WORK TO BE COMPLETED:
Scan the records and identify every line in which the string "data" occurs, then return those lines.

EXTRACTED RECORDS:
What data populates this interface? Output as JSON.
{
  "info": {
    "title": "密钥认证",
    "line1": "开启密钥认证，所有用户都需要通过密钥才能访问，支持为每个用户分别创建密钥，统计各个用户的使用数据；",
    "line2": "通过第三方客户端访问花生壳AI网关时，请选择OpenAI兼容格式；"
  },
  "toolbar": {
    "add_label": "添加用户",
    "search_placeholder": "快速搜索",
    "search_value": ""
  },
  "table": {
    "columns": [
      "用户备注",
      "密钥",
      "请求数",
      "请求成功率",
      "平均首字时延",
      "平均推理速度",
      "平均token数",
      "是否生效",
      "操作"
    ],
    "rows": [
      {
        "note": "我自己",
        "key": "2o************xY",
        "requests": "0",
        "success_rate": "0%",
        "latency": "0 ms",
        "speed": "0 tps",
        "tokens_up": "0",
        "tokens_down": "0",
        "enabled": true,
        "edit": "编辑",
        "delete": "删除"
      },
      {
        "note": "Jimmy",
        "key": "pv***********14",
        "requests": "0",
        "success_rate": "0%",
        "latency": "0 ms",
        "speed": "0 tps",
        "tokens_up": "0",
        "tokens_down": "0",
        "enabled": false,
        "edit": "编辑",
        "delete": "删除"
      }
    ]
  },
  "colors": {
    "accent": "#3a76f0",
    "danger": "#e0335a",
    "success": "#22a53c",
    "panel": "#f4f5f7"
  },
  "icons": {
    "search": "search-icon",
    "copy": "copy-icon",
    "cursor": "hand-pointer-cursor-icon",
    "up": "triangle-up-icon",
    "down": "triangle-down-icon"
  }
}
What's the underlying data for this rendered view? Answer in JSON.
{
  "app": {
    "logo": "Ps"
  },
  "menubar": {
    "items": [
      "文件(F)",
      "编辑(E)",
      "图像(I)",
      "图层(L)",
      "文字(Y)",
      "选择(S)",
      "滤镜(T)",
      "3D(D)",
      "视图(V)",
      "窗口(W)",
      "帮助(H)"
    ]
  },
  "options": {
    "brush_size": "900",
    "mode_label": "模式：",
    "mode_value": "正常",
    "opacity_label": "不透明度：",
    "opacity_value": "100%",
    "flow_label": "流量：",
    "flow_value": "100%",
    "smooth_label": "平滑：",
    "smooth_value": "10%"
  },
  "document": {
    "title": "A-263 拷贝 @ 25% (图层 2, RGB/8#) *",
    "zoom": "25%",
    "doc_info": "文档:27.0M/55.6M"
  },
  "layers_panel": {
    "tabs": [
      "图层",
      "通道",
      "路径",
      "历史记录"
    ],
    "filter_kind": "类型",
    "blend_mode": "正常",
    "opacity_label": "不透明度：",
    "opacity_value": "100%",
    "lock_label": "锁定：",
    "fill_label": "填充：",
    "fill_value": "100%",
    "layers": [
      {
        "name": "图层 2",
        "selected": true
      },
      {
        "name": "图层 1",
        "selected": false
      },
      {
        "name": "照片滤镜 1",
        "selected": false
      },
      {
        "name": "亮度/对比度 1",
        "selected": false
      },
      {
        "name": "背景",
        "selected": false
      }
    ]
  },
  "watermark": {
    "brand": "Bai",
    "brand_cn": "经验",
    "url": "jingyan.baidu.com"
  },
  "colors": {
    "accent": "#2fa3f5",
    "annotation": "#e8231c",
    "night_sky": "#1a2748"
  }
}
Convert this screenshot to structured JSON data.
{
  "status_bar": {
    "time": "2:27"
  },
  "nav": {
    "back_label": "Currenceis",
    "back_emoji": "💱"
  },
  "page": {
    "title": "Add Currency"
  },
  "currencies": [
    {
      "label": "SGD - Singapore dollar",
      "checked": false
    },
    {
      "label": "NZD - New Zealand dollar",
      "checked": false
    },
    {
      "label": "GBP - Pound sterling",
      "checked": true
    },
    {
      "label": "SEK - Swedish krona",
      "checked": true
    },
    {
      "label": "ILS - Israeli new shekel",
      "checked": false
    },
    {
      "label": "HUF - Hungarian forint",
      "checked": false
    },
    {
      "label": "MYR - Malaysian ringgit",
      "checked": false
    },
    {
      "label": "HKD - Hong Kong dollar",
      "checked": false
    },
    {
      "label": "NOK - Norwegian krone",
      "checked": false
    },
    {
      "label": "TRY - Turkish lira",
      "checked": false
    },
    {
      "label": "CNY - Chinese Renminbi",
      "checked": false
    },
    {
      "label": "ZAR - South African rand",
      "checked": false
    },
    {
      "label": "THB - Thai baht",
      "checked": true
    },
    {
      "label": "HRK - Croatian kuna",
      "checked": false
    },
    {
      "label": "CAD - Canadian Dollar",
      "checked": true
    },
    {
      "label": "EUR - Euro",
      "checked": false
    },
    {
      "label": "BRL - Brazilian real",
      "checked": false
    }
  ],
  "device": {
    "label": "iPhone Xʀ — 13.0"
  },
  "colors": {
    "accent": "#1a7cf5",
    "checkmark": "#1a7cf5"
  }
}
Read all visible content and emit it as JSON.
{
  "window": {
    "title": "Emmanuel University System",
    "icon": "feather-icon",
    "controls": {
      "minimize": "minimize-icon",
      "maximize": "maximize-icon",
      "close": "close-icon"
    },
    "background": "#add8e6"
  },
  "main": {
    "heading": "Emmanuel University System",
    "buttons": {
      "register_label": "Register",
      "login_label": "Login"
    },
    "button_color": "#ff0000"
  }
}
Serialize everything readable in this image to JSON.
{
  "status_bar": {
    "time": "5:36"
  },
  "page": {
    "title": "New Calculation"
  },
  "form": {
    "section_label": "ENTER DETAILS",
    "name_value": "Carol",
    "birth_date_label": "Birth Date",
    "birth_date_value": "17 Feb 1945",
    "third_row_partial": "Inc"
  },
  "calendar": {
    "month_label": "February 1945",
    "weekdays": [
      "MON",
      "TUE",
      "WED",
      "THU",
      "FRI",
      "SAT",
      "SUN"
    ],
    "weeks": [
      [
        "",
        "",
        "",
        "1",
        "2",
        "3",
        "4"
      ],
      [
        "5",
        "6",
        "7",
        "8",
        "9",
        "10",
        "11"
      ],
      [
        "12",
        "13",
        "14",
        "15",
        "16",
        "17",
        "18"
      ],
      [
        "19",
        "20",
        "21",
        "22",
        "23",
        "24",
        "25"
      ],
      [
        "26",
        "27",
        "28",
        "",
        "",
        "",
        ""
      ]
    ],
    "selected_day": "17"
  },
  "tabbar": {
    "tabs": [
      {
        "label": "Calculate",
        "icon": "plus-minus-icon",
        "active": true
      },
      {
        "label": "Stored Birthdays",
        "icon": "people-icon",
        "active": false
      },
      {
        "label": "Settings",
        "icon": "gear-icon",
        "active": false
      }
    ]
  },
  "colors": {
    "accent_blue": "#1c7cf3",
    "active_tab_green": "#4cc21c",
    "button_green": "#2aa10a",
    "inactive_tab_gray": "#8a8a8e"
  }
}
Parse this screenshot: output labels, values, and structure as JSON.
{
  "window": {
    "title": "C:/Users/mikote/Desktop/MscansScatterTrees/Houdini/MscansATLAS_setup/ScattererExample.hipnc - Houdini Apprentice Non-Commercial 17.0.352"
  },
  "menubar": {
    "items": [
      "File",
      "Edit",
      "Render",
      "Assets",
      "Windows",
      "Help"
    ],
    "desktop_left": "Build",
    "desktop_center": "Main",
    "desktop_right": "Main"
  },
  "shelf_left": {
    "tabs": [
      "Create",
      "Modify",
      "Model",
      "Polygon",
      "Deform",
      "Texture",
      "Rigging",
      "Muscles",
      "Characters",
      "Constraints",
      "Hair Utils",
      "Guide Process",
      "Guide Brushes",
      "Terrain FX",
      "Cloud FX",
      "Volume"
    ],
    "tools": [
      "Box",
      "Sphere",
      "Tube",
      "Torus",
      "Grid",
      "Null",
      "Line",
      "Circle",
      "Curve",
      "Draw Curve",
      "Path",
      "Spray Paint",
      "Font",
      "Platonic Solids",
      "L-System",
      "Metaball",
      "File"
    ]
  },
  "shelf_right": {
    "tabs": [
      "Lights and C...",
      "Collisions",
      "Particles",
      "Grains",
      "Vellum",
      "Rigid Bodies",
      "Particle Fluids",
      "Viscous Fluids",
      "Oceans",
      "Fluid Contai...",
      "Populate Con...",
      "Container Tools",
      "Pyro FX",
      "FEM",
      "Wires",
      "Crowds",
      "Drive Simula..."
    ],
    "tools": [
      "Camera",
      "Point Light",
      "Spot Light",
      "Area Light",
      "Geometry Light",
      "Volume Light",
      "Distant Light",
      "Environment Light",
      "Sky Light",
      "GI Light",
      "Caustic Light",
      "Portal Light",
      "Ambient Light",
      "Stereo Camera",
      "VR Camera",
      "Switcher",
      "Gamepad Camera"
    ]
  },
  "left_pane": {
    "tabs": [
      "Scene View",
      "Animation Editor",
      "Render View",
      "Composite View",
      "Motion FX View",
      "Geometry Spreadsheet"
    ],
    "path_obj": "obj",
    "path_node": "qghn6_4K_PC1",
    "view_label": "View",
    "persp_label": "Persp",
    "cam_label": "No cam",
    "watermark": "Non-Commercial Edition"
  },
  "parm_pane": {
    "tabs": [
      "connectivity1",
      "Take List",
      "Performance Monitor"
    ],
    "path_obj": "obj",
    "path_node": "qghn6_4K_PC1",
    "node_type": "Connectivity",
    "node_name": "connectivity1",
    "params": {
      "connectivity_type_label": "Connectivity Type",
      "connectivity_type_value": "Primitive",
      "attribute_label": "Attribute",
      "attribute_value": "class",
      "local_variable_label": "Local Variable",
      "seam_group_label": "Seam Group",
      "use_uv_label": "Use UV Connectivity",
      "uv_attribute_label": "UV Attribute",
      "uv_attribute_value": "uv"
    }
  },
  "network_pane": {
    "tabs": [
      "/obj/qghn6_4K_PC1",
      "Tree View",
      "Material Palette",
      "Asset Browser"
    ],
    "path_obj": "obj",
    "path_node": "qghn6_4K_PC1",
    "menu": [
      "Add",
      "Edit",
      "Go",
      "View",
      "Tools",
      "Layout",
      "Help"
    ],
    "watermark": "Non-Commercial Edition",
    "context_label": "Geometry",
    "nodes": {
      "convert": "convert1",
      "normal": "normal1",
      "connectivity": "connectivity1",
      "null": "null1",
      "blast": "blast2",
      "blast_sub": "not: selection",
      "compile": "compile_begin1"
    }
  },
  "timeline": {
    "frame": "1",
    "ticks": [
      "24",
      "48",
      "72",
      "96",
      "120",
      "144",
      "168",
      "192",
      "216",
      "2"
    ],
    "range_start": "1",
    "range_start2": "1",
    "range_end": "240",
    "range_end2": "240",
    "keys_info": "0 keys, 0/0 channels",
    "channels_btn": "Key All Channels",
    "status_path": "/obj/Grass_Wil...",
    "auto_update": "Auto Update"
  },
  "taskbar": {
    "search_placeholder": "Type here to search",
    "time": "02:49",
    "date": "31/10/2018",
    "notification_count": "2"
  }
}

SOLUTION:
What data populates this interface? Output as JSON.
What's the underlying data for this rendered view? Answer in JSON.
Convert this screenshot to structured JSON data.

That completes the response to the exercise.